### Task statement
Of the lines in the entries, how many hold the word "повторяется"? Give that number alone.

### Records for the task
● ● ●

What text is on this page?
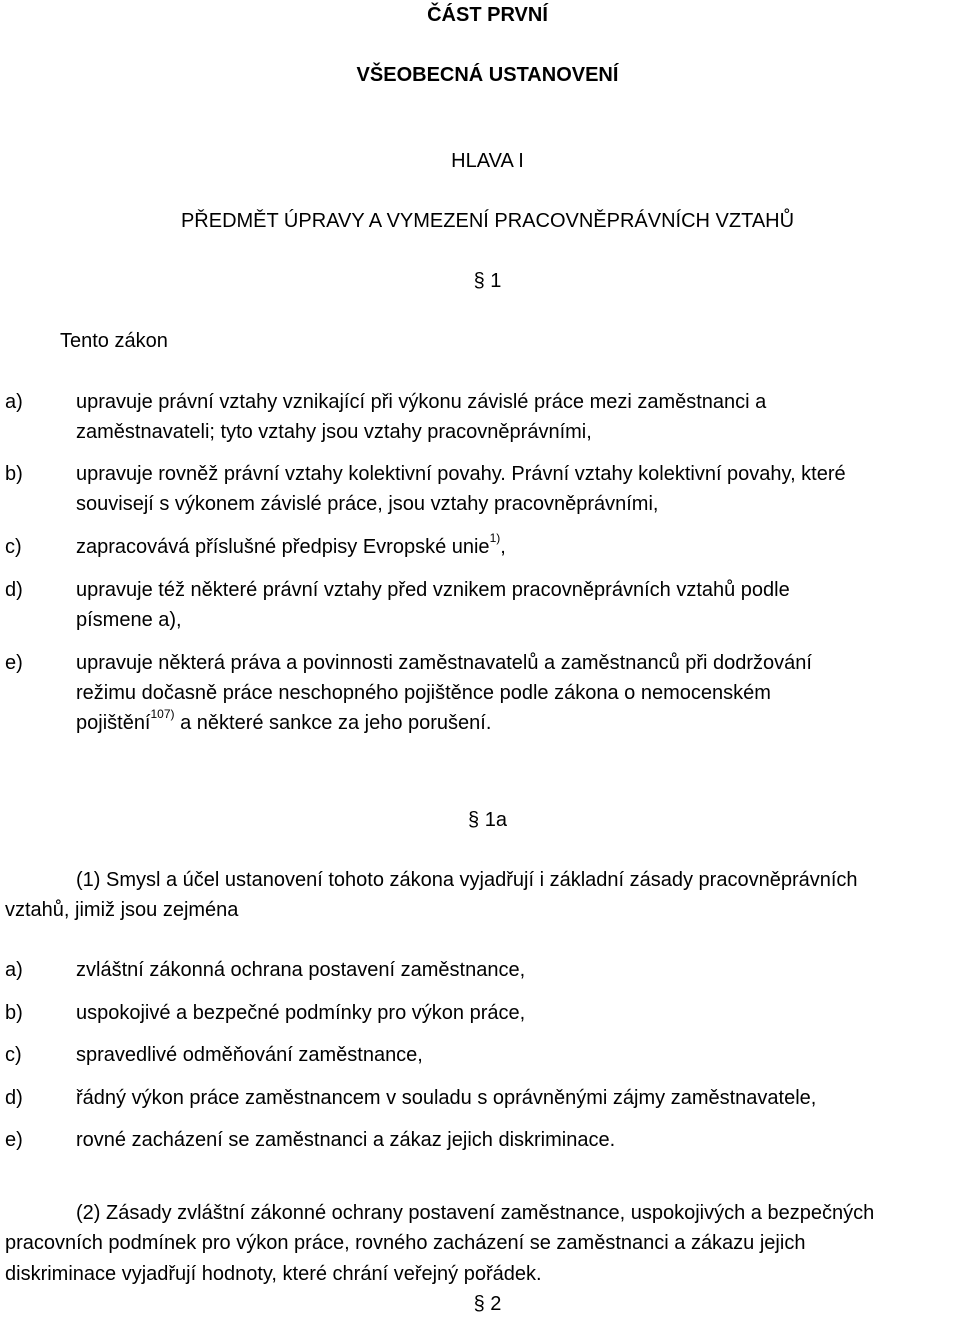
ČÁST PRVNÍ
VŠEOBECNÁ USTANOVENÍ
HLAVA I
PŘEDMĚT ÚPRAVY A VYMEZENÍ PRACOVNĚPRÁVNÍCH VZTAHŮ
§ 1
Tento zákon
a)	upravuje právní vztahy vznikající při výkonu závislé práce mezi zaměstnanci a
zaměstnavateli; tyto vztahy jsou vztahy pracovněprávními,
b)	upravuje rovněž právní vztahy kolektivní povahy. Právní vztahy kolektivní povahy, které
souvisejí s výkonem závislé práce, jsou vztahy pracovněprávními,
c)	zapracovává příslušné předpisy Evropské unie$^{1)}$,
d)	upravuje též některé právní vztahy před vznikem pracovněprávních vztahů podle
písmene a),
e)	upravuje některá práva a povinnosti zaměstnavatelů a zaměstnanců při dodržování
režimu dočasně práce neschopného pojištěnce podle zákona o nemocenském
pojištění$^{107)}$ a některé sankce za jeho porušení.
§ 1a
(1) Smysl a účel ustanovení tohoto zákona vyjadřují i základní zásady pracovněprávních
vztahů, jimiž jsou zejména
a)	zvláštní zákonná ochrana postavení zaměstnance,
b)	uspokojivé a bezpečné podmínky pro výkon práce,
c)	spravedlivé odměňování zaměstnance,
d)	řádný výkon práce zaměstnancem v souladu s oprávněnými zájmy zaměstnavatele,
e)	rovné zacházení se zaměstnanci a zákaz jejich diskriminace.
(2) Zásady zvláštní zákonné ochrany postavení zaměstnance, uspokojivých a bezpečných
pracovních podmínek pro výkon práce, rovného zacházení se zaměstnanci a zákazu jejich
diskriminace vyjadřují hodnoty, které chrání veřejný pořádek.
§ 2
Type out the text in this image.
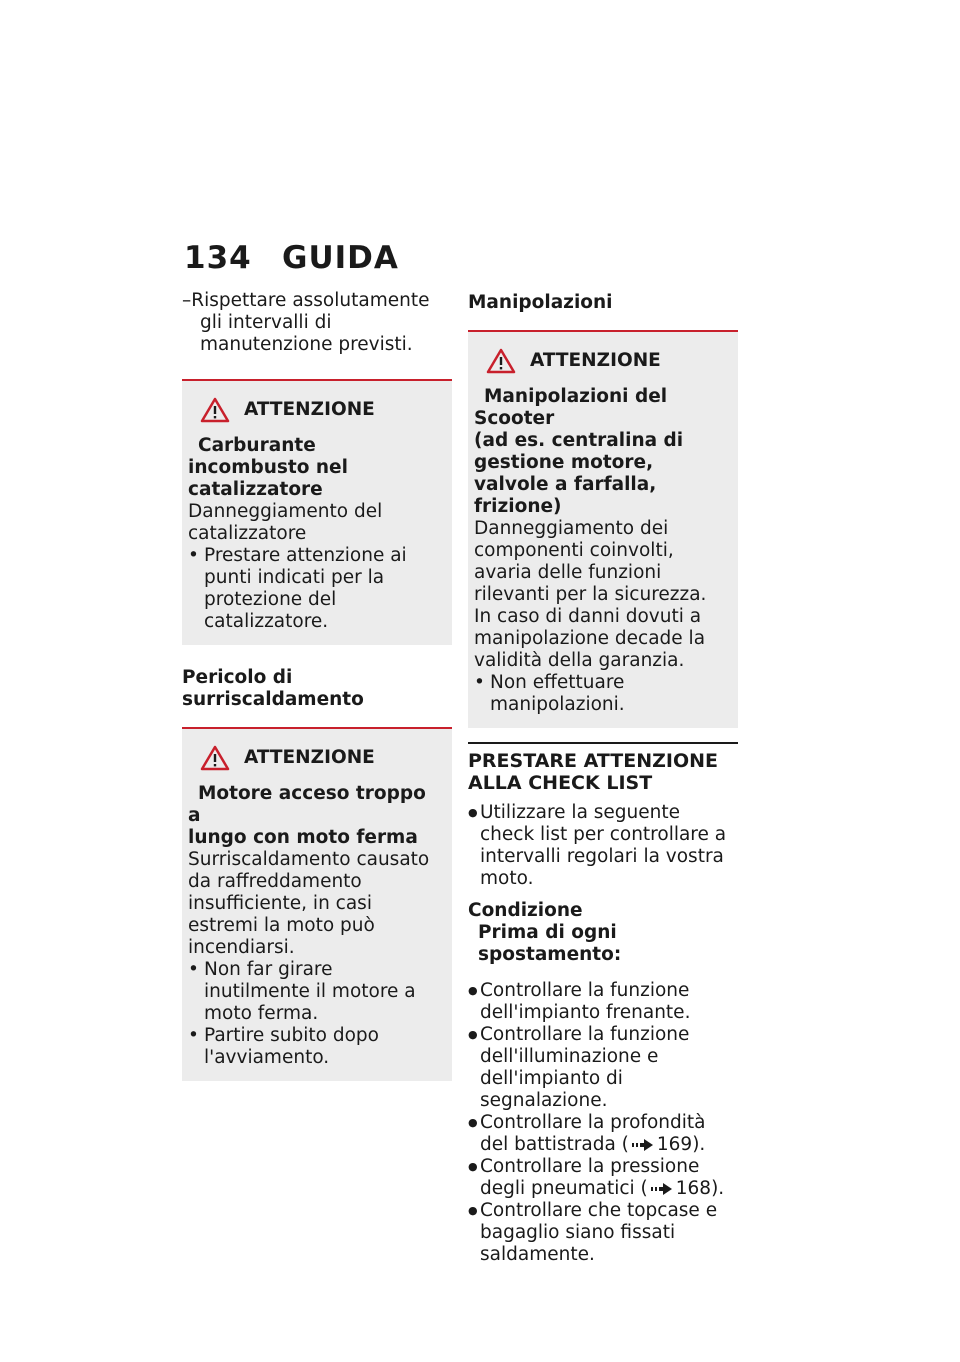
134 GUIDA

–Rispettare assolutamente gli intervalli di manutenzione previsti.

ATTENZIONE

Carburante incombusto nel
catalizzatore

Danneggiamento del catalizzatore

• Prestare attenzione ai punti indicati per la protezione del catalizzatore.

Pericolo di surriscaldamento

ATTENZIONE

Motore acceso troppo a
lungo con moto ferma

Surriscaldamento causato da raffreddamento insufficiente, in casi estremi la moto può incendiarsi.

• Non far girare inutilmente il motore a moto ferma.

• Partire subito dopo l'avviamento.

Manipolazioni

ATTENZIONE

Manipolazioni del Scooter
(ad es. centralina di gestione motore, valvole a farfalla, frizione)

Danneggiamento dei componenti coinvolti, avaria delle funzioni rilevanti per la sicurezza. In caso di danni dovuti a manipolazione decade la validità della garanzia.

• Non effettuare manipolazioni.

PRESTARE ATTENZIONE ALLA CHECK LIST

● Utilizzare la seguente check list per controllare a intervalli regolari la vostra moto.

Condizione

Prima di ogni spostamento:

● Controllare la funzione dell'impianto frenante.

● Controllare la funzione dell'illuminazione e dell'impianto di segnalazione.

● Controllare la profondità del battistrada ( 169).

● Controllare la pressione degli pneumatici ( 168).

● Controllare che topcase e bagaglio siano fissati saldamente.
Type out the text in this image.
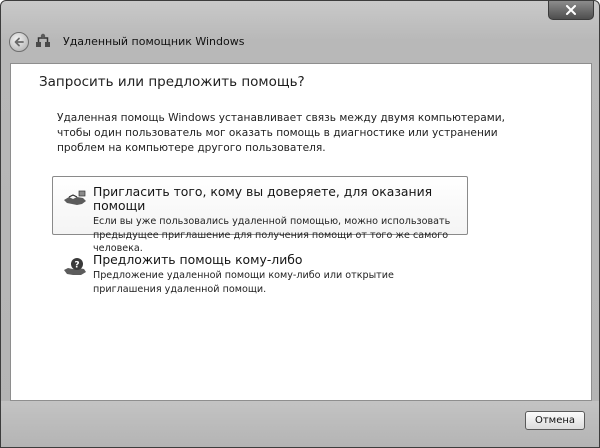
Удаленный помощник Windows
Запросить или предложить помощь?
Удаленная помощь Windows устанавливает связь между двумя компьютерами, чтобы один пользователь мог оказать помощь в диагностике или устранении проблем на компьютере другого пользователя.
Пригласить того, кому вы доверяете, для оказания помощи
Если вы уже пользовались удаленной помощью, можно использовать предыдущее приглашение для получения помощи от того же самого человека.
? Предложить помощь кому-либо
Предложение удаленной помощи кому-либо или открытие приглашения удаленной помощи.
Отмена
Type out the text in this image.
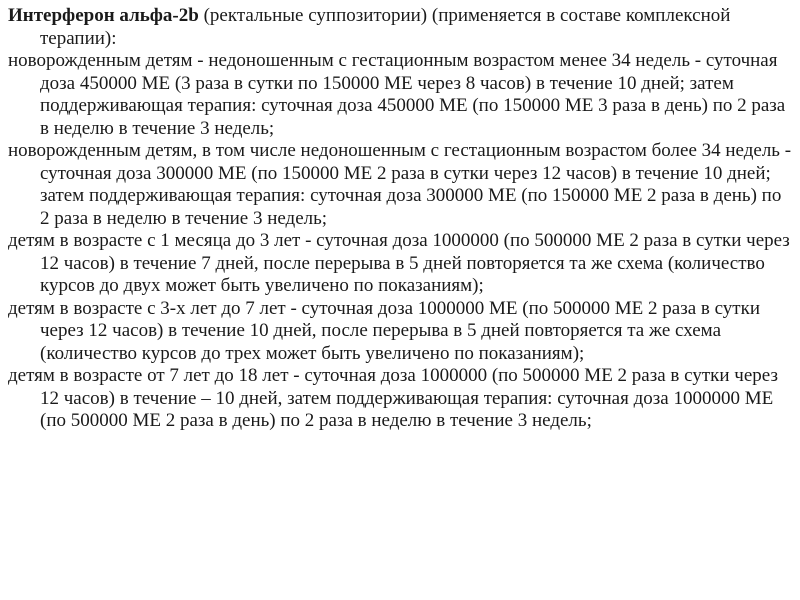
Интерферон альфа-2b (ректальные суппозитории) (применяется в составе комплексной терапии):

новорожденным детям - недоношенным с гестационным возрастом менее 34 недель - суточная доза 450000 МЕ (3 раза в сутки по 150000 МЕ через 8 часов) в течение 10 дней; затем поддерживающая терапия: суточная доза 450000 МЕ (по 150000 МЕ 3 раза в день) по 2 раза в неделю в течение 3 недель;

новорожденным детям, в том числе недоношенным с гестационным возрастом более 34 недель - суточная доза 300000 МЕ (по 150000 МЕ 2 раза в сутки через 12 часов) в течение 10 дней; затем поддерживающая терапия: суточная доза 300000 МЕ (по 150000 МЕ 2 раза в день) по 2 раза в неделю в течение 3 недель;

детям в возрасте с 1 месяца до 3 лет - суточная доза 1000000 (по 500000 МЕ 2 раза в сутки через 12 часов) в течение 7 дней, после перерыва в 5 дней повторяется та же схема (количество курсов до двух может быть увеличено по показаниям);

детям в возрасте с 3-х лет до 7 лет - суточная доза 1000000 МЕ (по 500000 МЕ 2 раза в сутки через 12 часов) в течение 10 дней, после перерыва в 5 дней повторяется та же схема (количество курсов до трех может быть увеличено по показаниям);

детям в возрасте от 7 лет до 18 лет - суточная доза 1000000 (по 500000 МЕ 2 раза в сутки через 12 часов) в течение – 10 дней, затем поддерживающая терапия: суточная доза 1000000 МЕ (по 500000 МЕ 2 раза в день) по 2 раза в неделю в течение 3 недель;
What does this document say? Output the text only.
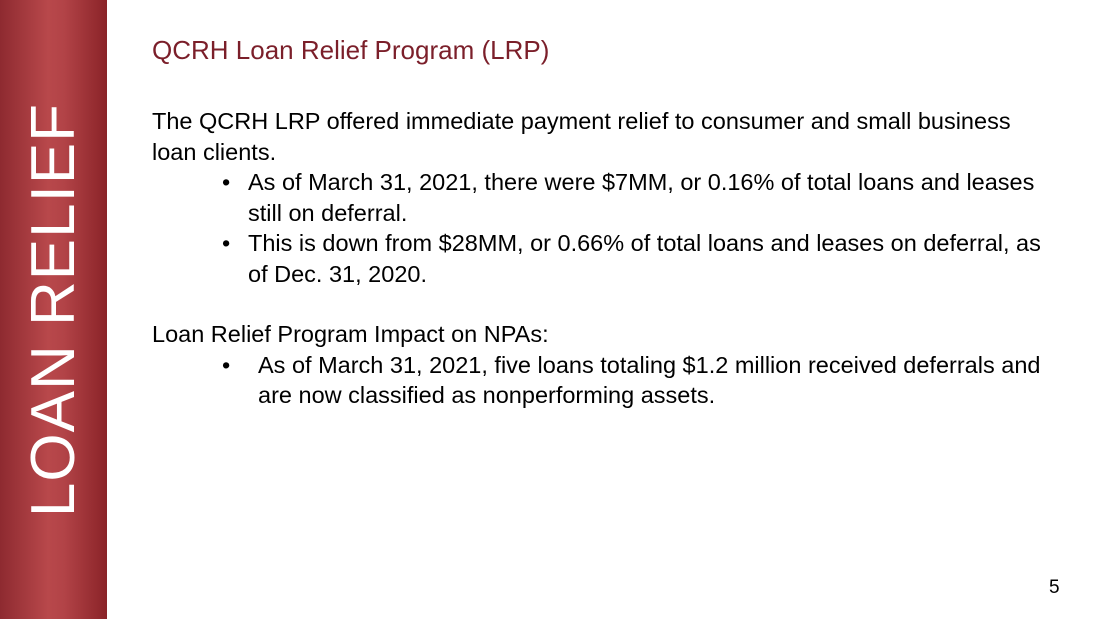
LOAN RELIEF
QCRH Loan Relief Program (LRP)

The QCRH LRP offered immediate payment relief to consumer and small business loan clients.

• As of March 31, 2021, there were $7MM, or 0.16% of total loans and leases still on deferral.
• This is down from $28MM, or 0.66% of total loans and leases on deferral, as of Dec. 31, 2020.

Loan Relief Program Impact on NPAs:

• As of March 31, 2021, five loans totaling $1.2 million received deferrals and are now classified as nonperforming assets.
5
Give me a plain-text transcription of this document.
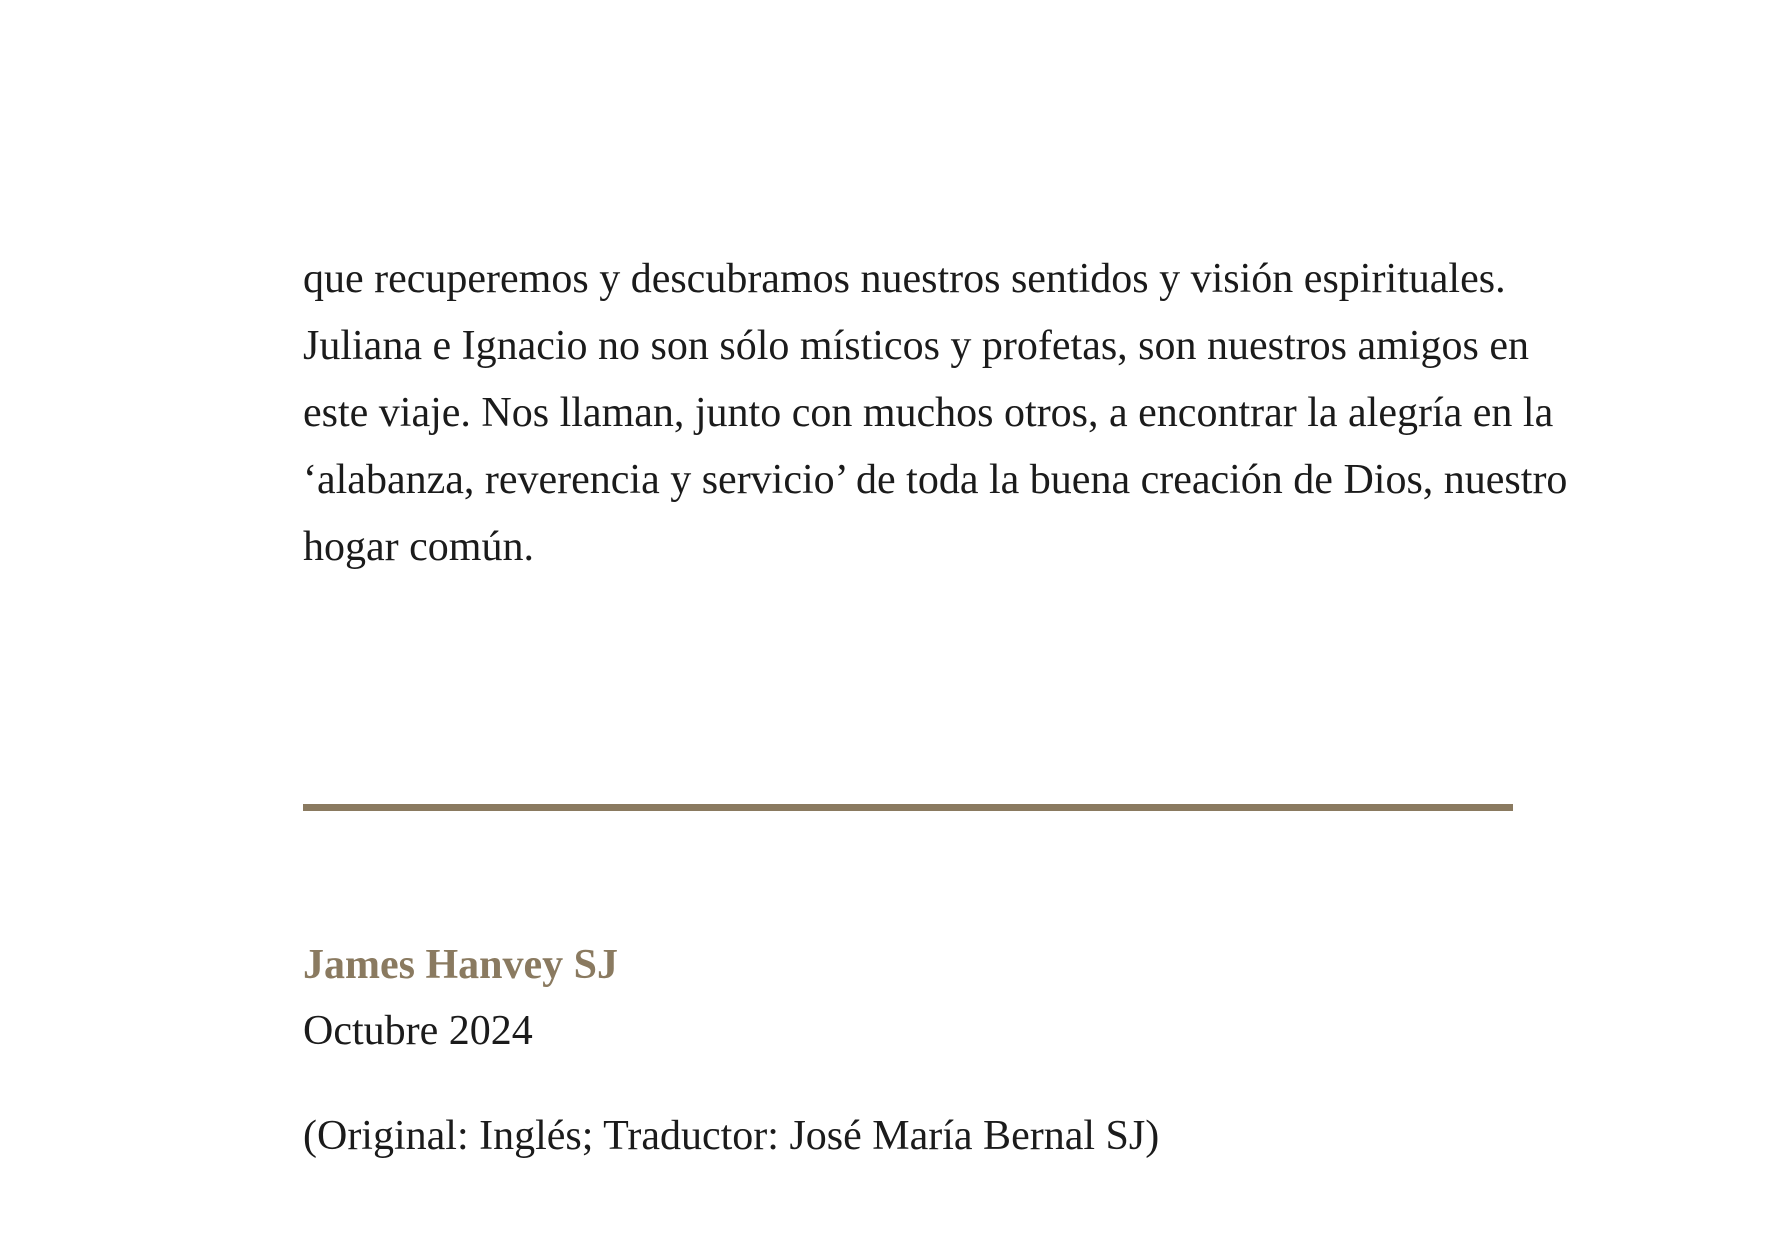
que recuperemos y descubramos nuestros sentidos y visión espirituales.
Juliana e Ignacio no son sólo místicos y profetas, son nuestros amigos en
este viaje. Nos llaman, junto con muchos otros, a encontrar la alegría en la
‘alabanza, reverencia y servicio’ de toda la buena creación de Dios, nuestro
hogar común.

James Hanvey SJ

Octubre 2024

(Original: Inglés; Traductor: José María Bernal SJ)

● ● ●

### Output of the task
2